Exercise - Scan the material and copy every line in which "have" appears.

"""

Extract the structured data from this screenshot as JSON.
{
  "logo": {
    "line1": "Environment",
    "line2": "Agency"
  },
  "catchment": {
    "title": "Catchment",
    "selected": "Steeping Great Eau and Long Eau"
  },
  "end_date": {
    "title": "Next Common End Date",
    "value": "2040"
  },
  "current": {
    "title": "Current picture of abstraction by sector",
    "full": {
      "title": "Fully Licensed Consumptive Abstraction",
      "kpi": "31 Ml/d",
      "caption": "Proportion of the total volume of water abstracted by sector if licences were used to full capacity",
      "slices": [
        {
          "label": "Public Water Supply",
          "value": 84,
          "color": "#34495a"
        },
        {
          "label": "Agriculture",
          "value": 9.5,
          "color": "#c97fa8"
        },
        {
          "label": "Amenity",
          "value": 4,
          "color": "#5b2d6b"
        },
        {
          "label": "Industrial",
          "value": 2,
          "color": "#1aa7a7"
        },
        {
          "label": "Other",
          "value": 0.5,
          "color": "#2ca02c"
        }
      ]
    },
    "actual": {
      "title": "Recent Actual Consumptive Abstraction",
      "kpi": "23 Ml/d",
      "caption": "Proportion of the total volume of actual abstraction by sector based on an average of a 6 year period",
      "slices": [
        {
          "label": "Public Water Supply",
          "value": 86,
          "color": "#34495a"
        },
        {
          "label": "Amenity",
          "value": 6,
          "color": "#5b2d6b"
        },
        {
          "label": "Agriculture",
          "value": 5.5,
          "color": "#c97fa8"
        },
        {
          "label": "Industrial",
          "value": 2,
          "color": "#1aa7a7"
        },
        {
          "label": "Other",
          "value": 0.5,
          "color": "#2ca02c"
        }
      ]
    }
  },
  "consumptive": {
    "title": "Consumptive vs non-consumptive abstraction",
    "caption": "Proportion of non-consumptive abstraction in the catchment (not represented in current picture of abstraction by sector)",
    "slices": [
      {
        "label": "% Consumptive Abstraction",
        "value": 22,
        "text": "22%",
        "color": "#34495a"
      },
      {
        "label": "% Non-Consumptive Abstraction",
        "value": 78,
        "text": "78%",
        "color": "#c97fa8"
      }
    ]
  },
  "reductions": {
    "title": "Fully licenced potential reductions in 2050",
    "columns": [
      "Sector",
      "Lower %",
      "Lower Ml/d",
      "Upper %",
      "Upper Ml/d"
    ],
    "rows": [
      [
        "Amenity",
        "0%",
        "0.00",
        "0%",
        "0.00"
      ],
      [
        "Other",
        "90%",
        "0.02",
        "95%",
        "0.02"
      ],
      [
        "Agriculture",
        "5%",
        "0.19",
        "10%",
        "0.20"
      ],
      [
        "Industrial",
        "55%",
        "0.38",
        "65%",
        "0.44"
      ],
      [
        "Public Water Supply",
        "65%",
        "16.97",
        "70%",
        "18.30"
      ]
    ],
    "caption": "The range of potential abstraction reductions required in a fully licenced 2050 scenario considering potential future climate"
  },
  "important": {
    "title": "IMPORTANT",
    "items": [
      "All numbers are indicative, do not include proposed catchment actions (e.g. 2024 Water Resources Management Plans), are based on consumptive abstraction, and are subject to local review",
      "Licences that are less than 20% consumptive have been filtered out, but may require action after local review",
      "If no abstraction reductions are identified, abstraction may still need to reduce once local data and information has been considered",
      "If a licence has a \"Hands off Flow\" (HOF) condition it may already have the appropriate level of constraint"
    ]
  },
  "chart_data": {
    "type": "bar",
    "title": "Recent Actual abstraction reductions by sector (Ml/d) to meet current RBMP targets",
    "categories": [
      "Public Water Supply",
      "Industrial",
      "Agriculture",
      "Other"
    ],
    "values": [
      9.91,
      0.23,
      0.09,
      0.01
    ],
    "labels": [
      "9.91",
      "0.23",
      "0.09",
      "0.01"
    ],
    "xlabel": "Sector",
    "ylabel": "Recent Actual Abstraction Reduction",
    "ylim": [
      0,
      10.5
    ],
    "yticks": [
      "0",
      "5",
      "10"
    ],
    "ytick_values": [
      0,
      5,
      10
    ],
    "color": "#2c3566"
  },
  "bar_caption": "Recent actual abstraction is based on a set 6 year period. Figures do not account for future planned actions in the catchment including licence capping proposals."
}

"""

Complete response -
      "Licences that are less than 20% consumptive have been filtered out, but may require action after local review",
      "If a licence has a \"Hands off Flow\" (HOF) condition it may already have the appropriate level of constraint"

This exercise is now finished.